> _Stated goal_: Omit all images. Write out the rest of the material exactly.

··· Provided data

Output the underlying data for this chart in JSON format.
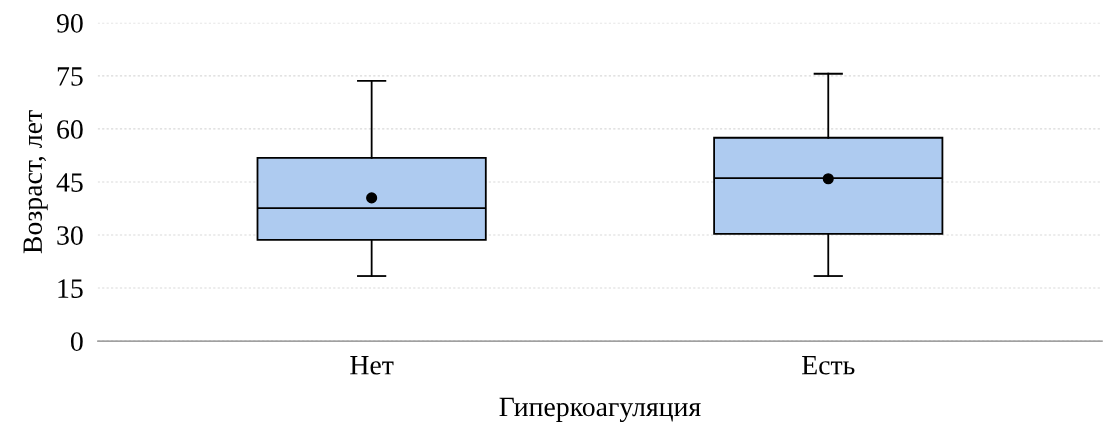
{
  "chart_data": {
    "type": "box",
    "xlabel": "Гиперкоагуляция",
    "ylabel": "Возраст, лет",
    "categories": [
      "Нет",
      "Есть"
    ],
    "boxes": [
      {
        "low": 18.4,
        "q1": 28.6,
        "median": 37.6,
        "q3": 51.8,
        "high": 73.6,
        "mean": 40.5
      },
      {
        "low": 18.4,
        "q1": 30.3,
        "median": 46.1,
        "q3": 57.5,
        "high": 75.6,
        "mean": 45.9
      }
    ],
    "color": "#aecbf0",
    "ylim": [
      0,
      90
    ],
    "yticks": [
      0,
      15,
      30,
      45,
      60,
      75,
      90
    ],
    "grid": "y"
  }
}
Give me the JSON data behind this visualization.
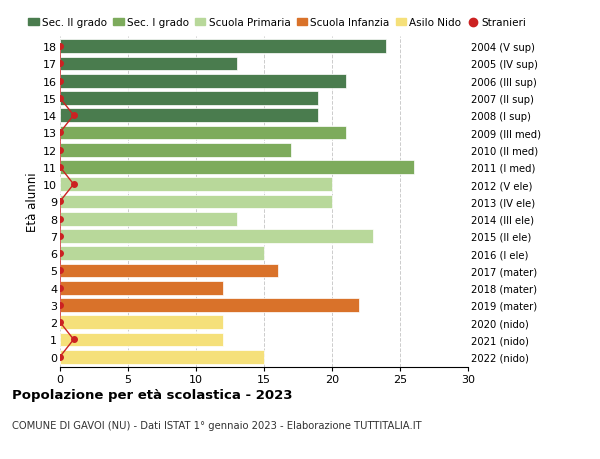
{
  "ages": [
    18,
    17,
    16,
    15,
    14,
    13,
    12,
    11,
    10,
    9,
    8,
    7,
    6,
    5,
    4,
    3,
    2,
    1,
    0
  ],
  "values": [
    24,
    13,
    21,
    19,
    19,
    21,
    17,
    26,
    20,
    20,
    13,
    23,
    15,
    16,
    12,
    22,
    12,
    12,
    15
  ],
  "stranieri": [
    0,
    0,
    0,
    0,
    1,
    0,
    0,
    0,
    1,
    0,
    0,
    0,
    0,
    0,
    0,
    0,
    0,
    1,
    0
  ],
  "right_labels": [
    "2004 (V sup)",
    "2005 (IV sup)",
    "2006 (III sup)",
    "2007 (II sup)",
    "2008 (I sup)",
    "2009 (III med)",
    "2010 (II med)",
    "2011 (I med)",
    "2012 (V ele)",
    "2013 (IV ele)",
    "2014 (III ele)",
    "2015 (II ele)",
    "2016 (I ele)",
    "2017 (mater)",
    "2018 (mater)",
    "2019 (mater)",
    "2020 (nido)",
    "2021 (nido)",
    "2022 (nido)"
  ],
  "bar_colors": [
    "#4a7c4e",
    "#4a7c4e",
    "#4a7c4e",
    "#4a7c4e",
    "#4a7c4e",
    "#7dab5c",
    "#7dab5c",
    "#7dab5c",
    "#b8d89a",
    "#b8d89a",
    "#b8d89a",
    "#b8d89a",
    "#b8d89a",
    "#d9722a",
    "#d9722a",
    "#d9722a",
    "#f5e07a",
    "#f5e07a",
    "#f5e07a"
  ],
  "legend_labels": [
    "Sec. II grado",
    "Sec. I grado",
    "Scuola Primaria",
    "Scuola Infanzia",
    "Asilo Nido",
    "Stranieri"
  ],
  "legend_colors": [
    "#4a7c4e",
    "#7dab5c",
    "#b8d89a",
    "#d9722a",
    "#f5e07a",
    "#cc2222"
  ],
  "stranieri_color": "#cc2222",
  "stranieri_line_color": "#cc2222",
  "ylabel_left": "Età alunni",
  "xlim": [
    0,
    30
  ],
  "xticks": [
    0,
    5,
    10,
    15,
    20,
    25,
    30
  ],
  "title": "Popolazione per età scolastica - 2023",
  "subtitle": "COMUNE DI GAVOI (NU) - Dati ISTAT 1° gennaio 2023 - Elaborazione TUTTITALIA.IT",
  "grid_color": "#cccccc",
  "bar_height": 0.8,
  "background_color": "#ffffff",
  "plot_bg_color": "#ffffff"
}
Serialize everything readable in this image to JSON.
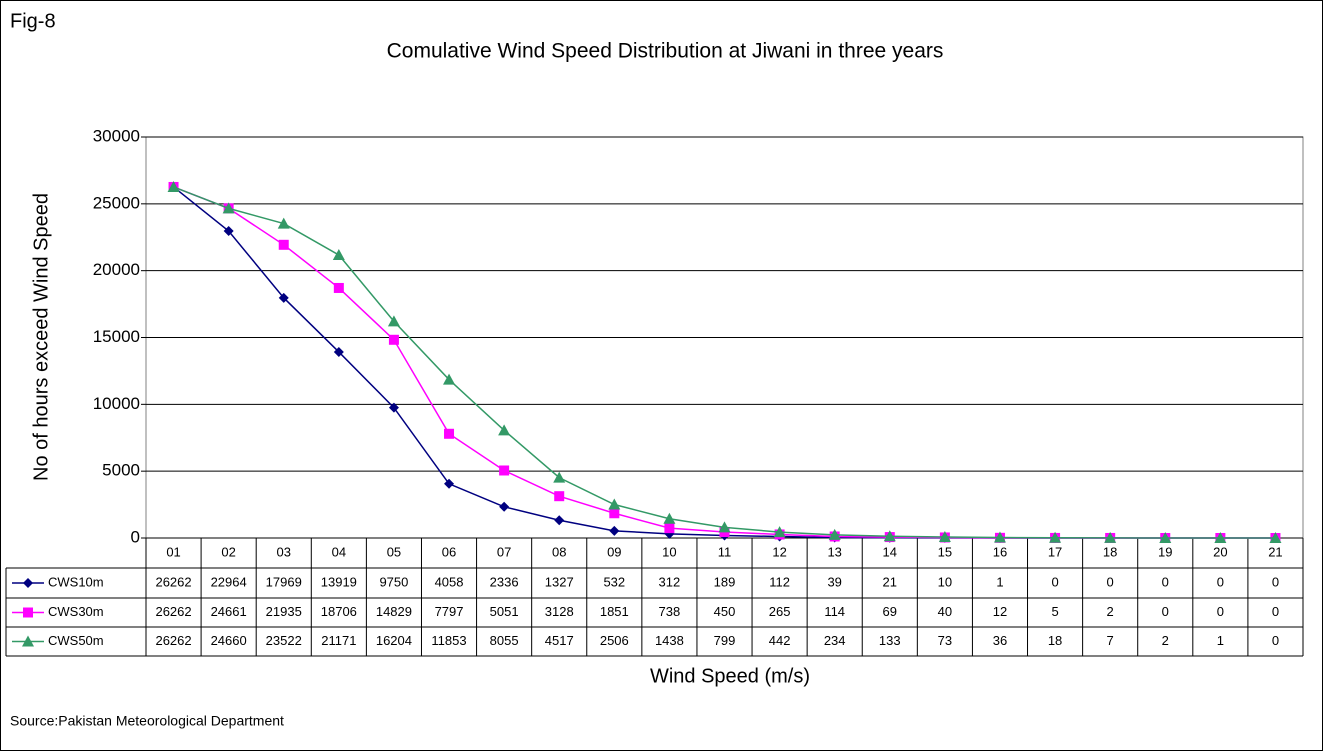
{
  "chart_data": {
    "type": "line",
    "figure_label": "Fig-8",
    "title": "Comulative Wind Speed Distribution at Jiwani in three years",
    "x_label": "Wind Speed (m/s)",
    "y_label": "No of hours  exceed Wind Speed",
    "source": "Source:Pakistan Meteorological Department",
    "categories": [
      "01",
      "02",
      "03",
      "04",
      "05",
      "06",
      "07",
      "08",
      "09",
      "10",
      "11",
      "12",
      "13",
      "14",
      "15",
      "16",
      "17",
      "18",
      "19",
      "20",
      "21"
    ],
    "series": [
      {
        "name": "CWS10m",
        "color": "#000080",
        "marker": "diamond",
        "values": [
          26262,
          22964,
          17969,
          13919,
          9750,
          4058,
          2336,
          1327,
          532,
          312,
          189,
          112,
          39,
          21,
          10,
          1,
          0,
          0,
          0,
          0,
          0
        ]
      },
      {
        "name": "CWS30m",
        "color": "#ff00ff",
        "marker": "square",
        "values": [
          26262,
          24661,
          21935,
          18706,
          14829,
          7797,
          5051,
          3128,
          1851,
          738,
          450,
          265,
          114,
          69,
          40,
          12,
          5,
          2,
          0,
          0,
          0
        ]
      },
      {
        "name": "CWS50m",
        "color": "#339966",
        "marker": "triangle",
        "values": [
          26262,
          24660,
          23522,
          21171,
          16204,
          11853,
          8055,
          4517,
          2506,
          1438,
          799,
          442,
          234,
          133,
          73,
          36,
          18,
          7,
          2,
          1,
          0
        ]
      }
    ],
    "ylim": [
      0,
      30000
    ],
    "yticks": [
      0,
      5000,
      10000,
      15000,
      20000,
      25000,
      30000
    ],
    "grid": true,
    "data_table": true
  }
}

······

> _Result of the task_:
Output the underlying data for this chart in JSON format.
{
  "chart_data": {
    "type": "box",
    "xlabel": "Гиперкоагуляция",
    "ylabel": "Возраст, лет",
    "categories": [
      "Нет",
      "Есть"
    ],
    "boxes": [
      {
        "low": 18.4,
        "q1": 28.6,
        "median": 37.6,
        "q3": 51.8,
        "high": 73.6,
        "mean": 40.5
      },
      {
        "low": 18.4,
        "q1": 30.3,
        "median": 46.1,
        "q3": 57.5,
        "high": 75.6,
        "mean": 45.9
      }
    ],
    "color": "#aecbf0",
    "ylim": [
      0,
      90
    ],
    "yticks": [
      0,
      15,
      30,
      45,
      60,
      75,
      90
    ],
    "grid": "y"
  }
}
Give me the JSON data behind this visualization.
{
  "ages": [
    18,
    17,
    16,
    15,
    14,
    13,
    12,
    11,
    10,
    9,
    8,
    7,
    6,
    5,
    4,
    3,
    2,
    1,
    0
  ],
  "values": [
    24,
    13,
    21,
    19,
    19,
    21,
    17,
    26,
    20,
    20,
    13,
    23,
    15,
    16,
    12,
    22,
    12,
    12,
    15
  ],
  "stranieri": [
    0,
    0,
    0,
    0,
    1,
    0,
    0,
    0,
    1,
    0,
    0,
    0,
    0,
    0,
    0,
    0,
    0,
    1,
    0
  ],
  "right_labels": [
    "2004 (V sup)",
    "2005 (IV sup)",
    "2006 (III sup)",
    "2007 (II sup)",
    "2008 (I sup)",
    "2009 (III med)",
    "2010 (II med)",
    "2011 (I med)",
    "2012 (V ele)",
    "2013 (IV ele)",
    "2014 (III ele)",
    "2015 (II ele)",
    "2016 (I ele)",
    "2017 (mater)",
    "2018 (mater)",
    "2019 (mater)",
    "2020 (nido)",
    "2021 (nido)",
    "2022 (nido)"
  ],
  "bar_colors": [
    "#4a7c4e",
    "#4a7c4e",
    "#4a7c4e",
    "#4a7c4e",
    "#4a7c4e",
    "#7dab5c",
    "#7dab5c",
    "#7dab5c",
    "#b8d89a",
    "#b8d89a",
    "#b8d89a",
    "#b8d89a",
    "#b8d89a",
    "#d9722a",
    "#d9722a",
    "#d9722a",
    "#f5e07a",
    "#f5e07a",
    "#f5e07a"
  ],
  "legend_labels": [
    "Sec. II grado",
    "Sec. I grado",
    "Scuola Primaria",
    "Scuola Infanzia",
    "Asilo Nido",
    "Stranieri"
  ],
  "legend_colors": [
    "#4a7c4e",
    "#7dab5c",
    "#b8d89a",
    "#d9722a",
    "#f5e07a",
    "#cc2222"
  ],
  "stranieri_color": "#cc2222",
  "stranieri_line_color": "#cc2222",
  "ylabel_left": "Età alunni",
  "xlim": [
    0,
    30
  ],
  "xticks": [
    0,
    5,
    10,
    15,
    20,
    25,
    30
  ],
  "title": "Popolazione per età scolastica - 2023",
  "subtitle": "COMUNE DI GAVOI (NU) - Dati ISTAT 1° gennaio 2023 - Elaborazione TUTTITALIA.IT",
  "grid_color": "#cccccc",
  "bar_height": 0.8,
  "background_color": "#ffffff",
  "plot_bg_color": "#ffffff"
}
Serialize everything readable in this image to JSON.
{
  "chart_data": {
    "type": "line",
    "figure_label": "Fig-8",
    "title": "Comulative Wind Speed Distribution at Jiwani in three years",
    "x_label": "Wind Speed (m/s)",
    "y_label": "No of hours  exceed Wind Speed",
    "source": "Source:Pakistan Meteorological Department",
    "categories": [
      "01",
      "02",
      "03",
      "04",
      "05",
      "06",
      "07",
      "08",
      "09",
      "10",
      "11",
      "12",
      "13",
      "14",
      "15",
      "16",
      "17",
      "18",
      "19",
      "20",
      "21"
    ],
    "series": [
      {
        "name": "CWS10m",
        "color": "#000080",
        "marker": "diamond",
        "values": [
          26262,
          22964,
          17969,
          13919,
          9750,
          4058,
          2336,
          1327,
          532,
          312,
          189,
          112,
          39,
          21,
          10,
          1,
          0,
          0,
          0,
          0,
          0
        ]
      },
      {
        "name": "CWS30m",
        "color": "#ff00ff",
        "marker": "square",
        "values": [
          26262,
          24661,
          21935,
          18706,
          14829,
          7797,
          5051,
          3128,
          1851,
          738,
          450,
          265,
          114,
          69,
          40,
          12,
          5,
          2,
          0,
          0,
          0
        ]
      },
      {
        "name": "CWS50m",
        "color": "#339966",
        "marker": "triangle",
        "values": [
          26262,
          24660,
          23522,
          21171,
          16204,
          11853,
          8055,
          4517,
          2506,
          1438,
          799,
          442,
          234,
          133,
          73,
          36,
          18,
          7,
          2,
          1,
          0
        ]
      }
    ],
    "ylim": [
      0,
      30000
    ],
    "yticks": [
      0,
      5000,
      10000,
      15000,
      20000,
      25000,
      30000
    ],
    "grid": true,
    "data_table": true
  }
}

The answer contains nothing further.